> **YOUR INSTRUCTIONS**
Copy each line of the records that contains the word "sigma".

> **RECORDS TO PROCESS**
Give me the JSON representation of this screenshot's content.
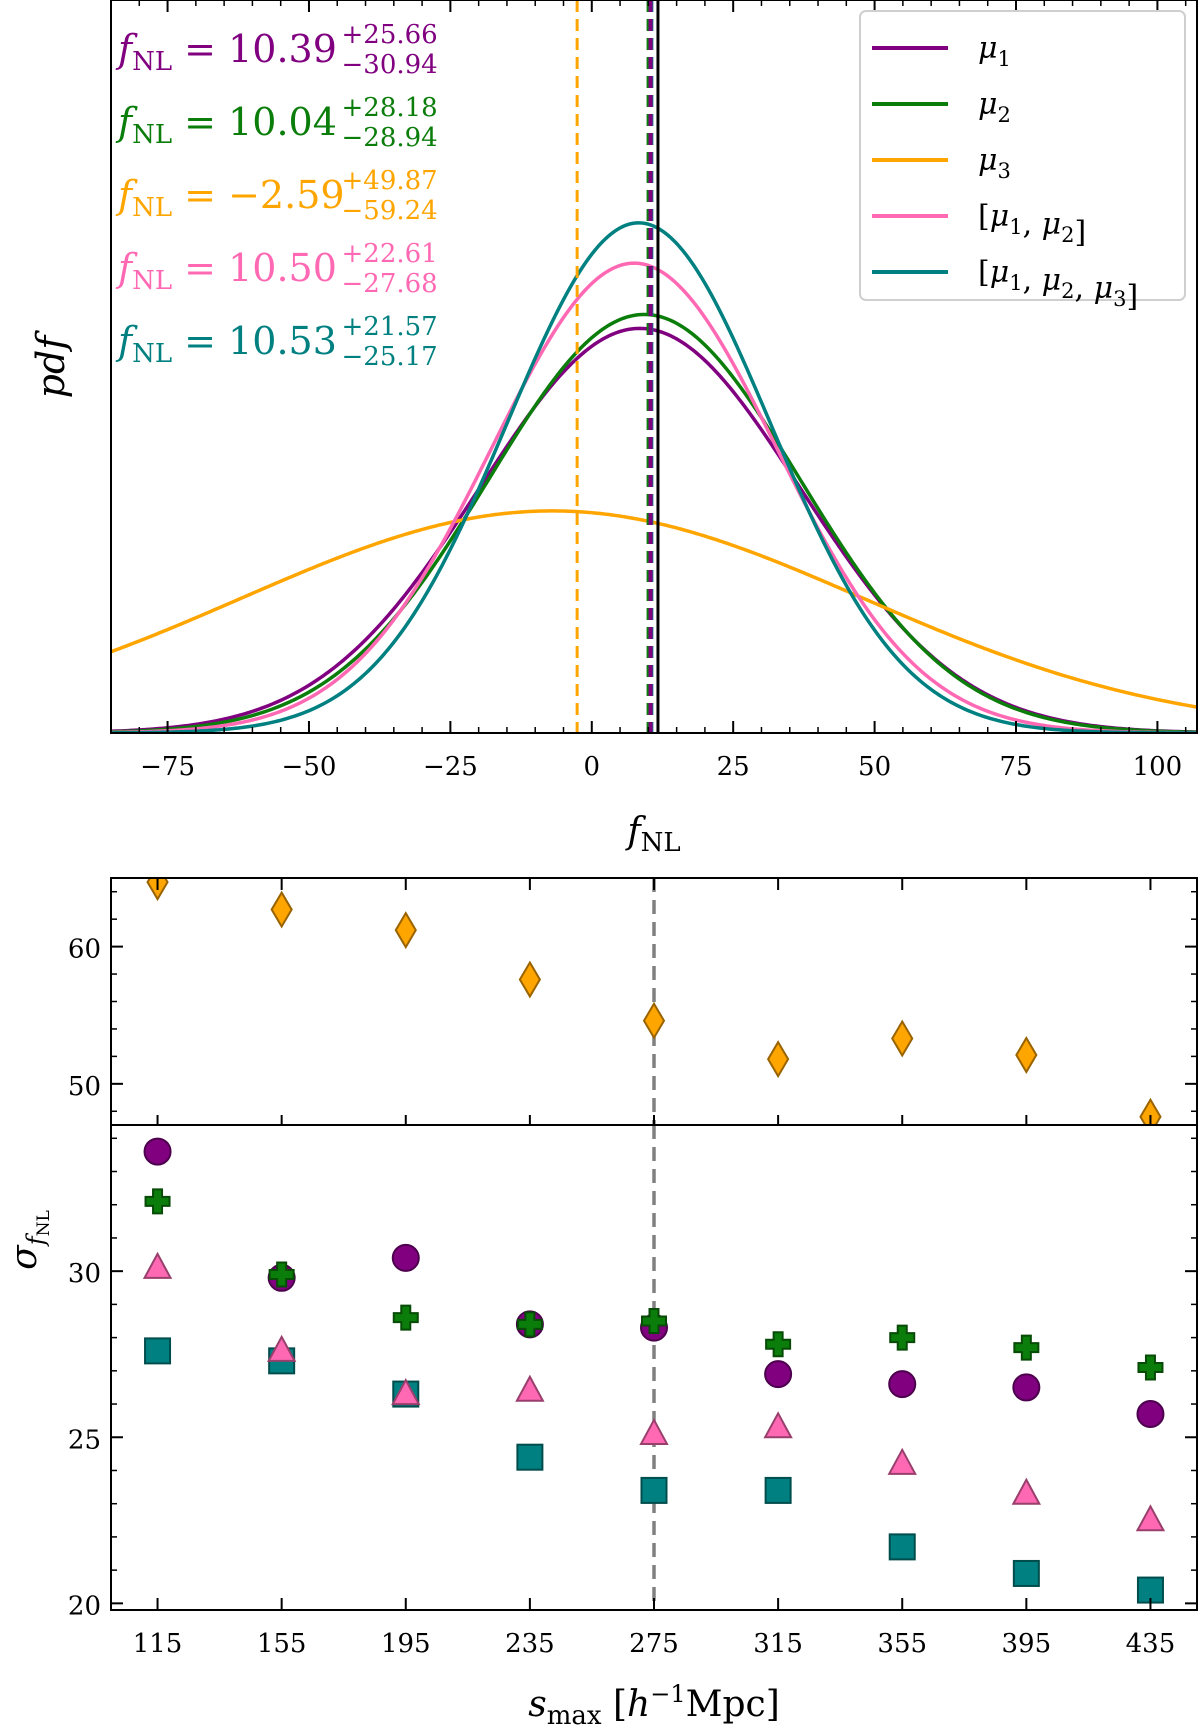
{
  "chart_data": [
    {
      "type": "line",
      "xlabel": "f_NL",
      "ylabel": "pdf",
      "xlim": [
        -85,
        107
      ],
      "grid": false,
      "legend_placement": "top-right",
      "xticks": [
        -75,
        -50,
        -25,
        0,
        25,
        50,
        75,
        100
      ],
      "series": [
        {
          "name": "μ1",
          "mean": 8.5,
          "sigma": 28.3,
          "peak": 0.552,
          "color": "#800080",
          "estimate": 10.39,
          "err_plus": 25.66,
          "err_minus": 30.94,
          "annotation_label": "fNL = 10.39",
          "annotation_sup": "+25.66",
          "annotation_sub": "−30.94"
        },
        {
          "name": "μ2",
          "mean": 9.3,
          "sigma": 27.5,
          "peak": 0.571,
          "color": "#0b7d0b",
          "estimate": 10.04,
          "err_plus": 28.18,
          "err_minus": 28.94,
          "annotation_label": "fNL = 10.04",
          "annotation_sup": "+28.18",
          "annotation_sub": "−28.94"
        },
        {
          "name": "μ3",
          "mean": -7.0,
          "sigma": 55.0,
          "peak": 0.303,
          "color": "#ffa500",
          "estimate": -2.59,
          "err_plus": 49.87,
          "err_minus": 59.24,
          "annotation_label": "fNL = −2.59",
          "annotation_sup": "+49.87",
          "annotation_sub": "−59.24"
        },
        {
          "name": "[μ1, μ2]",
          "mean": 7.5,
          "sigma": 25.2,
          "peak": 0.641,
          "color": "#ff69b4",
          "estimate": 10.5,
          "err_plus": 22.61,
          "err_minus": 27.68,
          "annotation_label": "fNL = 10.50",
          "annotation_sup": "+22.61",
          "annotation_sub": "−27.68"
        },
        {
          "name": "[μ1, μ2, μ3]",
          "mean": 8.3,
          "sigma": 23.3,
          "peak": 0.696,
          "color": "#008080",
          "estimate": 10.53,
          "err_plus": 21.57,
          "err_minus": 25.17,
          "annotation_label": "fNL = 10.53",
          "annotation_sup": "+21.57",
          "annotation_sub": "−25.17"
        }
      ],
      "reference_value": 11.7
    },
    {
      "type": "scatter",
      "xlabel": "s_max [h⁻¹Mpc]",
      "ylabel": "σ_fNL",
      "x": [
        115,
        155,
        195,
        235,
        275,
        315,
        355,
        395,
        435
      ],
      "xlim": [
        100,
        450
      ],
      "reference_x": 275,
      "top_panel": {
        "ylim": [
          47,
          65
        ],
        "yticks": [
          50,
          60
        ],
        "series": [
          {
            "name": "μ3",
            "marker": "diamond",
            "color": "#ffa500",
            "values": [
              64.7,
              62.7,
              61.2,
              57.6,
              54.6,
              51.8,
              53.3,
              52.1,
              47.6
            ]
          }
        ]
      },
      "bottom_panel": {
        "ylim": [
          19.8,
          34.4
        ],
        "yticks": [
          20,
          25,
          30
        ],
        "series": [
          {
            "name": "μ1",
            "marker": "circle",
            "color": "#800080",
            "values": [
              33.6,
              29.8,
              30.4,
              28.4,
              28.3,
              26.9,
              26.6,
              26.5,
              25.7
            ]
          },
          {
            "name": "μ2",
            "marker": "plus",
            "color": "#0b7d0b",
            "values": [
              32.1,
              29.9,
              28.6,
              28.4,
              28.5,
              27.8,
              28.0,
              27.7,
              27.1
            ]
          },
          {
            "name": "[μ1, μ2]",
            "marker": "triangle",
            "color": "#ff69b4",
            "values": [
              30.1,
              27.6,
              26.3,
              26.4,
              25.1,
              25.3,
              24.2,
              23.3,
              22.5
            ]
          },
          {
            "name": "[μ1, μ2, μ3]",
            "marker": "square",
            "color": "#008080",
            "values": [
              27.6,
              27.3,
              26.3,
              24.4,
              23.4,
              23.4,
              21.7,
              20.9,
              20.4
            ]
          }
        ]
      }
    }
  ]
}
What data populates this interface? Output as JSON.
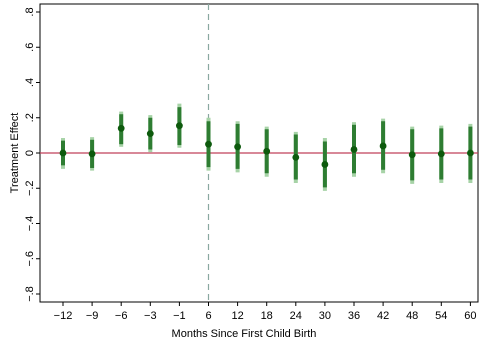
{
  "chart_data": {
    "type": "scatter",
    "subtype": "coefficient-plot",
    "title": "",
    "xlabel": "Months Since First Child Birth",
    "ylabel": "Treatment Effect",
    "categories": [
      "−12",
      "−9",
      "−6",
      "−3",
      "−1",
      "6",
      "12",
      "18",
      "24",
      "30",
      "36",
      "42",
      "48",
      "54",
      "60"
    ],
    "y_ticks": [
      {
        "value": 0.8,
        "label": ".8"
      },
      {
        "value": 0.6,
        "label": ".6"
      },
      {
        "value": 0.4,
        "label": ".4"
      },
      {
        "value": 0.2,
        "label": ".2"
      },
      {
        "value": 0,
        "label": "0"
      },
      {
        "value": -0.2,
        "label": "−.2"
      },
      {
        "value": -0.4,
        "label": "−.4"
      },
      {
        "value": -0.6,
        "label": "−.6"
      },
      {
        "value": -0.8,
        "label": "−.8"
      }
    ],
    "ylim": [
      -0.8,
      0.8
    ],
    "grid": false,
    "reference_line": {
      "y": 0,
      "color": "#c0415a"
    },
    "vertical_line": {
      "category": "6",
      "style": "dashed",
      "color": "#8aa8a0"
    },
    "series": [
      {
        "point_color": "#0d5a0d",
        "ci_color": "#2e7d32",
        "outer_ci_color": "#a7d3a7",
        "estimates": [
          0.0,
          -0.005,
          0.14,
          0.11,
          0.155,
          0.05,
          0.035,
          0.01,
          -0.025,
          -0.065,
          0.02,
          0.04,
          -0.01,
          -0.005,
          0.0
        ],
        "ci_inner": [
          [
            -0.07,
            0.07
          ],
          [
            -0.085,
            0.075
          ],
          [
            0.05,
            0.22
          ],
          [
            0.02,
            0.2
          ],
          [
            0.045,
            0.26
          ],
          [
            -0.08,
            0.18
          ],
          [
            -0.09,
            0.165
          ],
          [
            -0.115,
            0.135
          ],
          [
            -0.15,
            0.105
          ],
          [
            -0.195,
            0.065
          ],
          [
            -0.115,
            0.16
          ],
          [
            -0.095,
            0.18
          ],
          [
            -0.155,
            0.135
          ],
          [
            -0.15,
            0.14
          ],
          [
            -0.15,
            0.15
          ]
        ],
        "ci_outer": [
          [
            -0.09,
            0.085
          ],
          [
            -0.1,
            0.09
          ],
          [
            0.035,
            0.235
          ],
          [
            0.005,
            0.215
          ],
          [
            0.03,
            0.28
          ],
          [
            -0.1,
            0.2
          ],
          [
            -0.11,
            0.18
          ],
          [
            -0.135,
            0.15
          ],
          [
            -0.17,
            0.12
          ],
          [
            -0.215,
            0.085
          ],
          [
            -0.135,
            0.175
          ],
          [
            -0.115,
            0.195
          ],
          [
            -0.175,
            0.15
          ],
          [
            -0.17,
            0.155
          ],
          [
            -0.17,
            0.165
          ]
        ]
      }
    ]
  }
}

> **TASK SOLUTION**
          "sigma": 28.3,
          "sigma": 27.5,
          "sigma": 55.0,
          "sigma": 25.2,
          "sigma": 23.3,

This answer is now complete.